Spatial annotation entries:
________________________
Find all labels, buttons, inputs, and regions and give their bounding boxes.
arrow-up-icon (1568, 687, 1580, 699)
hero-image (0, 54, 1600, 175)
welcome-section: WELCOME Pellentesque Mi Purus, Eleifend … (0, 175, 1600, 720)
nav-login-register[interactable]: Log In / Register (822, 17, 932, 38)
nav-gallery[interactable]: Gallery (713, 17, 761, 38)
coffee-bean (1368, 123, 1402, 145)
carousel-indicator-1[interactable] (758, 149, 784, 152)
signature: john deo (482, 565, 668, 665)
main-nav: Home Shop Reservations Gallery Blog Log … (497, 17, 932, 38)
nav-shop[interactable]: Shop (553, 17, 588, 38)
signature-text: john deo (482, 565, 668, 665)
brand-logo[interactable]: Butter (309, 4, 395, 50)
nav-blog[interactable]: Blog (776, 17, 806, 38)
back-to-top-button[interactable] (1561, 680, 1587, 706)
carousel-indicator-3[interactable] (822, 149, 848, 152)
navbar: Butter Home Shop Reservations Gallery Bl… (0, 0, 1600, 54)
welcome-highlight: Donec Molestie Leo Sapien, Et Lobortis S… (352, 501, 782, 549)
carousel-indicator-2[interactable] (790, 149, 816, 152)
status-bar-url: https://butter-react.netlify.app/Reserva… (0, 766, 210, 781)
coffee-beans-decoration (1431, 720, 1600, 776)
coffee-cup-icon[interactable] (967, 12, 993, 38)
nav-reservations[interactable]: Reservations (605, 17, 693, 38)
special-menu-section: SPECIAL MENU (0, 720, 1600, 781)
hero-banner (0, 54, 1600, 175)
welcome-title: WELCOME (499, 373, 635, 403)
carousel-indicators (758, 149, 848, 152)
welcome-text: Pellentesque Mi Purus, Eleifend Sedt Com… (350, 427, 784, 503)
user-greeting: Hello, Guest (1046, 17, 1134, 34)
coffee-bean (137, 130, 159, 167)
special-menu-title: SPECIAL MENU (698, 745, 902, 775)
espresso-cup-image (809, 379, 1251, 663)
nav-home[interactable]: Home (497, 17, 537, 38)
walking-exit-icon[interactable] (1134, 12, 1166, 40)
________________________
→ Job
Copy out every line of the records above word for word.

→ Complete response
Find all labels, buttons, inputs, and regions and give their bounding boxes.
arrow-up-icon (1568, 687, 1580, 699)
hero-image (0, 54, 1600, 175)
welcome-section: WELCOME Pellentesque Mi Purus, Eleifend … (0, 175, 1600, 720)
nav-login-register[interactable]: Log In / Register (822, 17, 932, 38)
nav-gallery[interactable]: Gallery (713, 17, 761, 38)
coffee-bean (1368, 123, 1402, 145)
carousel-indicator-1[interactable] (758, 149, 784, 152)
signature: john deo (482, 565, 668, 665)
main-nav: Home Shop Reservations Gallery Blog Log … (497, 17, 932, 38)
nav-shop[interactable]: Shop (553, 17, 588, 38)
signature-text: john deo (482, 565, 668, 665)
brand-logo[interactable]: Butter (309, 4, 395, 50)
nav-blog[interactable]: Blog (776, 17, 806, 38)
back-to-top-button[interactable] (1561, 680, 1587, 706)
carousel-indicator-3[interactable] (822, 149, 848, 152)
navbar: Butter Home Shop Reservations Gallery Bl… (0, 0, 1600, 54)
welcome-highlight: Donec Molestie Leo Sapien, Et Lobortis S… (352, 501, 782, 549)
carousel-indicator-2[interactable] (790, 149, 816, 152)
status-bar-url: https://butter-react.netlify.app/Reserva… (0, 766, 210, 781)
coffee-beans-decoration (1431, 720, 1600, 776)
coffee-cup-icon[interactable] (967, 12, 993, 38)
nav-reservations[interactable]: Reservations (605, 17, 693, 38)
special-menu-section: SPECIAL MENU (0, 720, 1600, 781)
hero-banner (0, 54, 1600, 175)
welcome-title: WELCOME (499, 373, 635, 403)
carousel-indicators (758, 149, 848, 152)
welcome-text: Pellentesque Mi Purus, Eleifend Sedt Com… (350, 427, 784, 503)
user-greeting: Hello, Guest (1046, 17, 1134, 34)
coffee-bean (137, 130, 159, 167)
special-menu-title: SPECIAL MENU (698, 745, 902, 775)
espresso-cup-image (809, 379, 1251, 663)
nav-home[interactable]: Home (497, 17, 537, 38)
walking-exit-icon[interactable] (1134, 12, 1166, 40)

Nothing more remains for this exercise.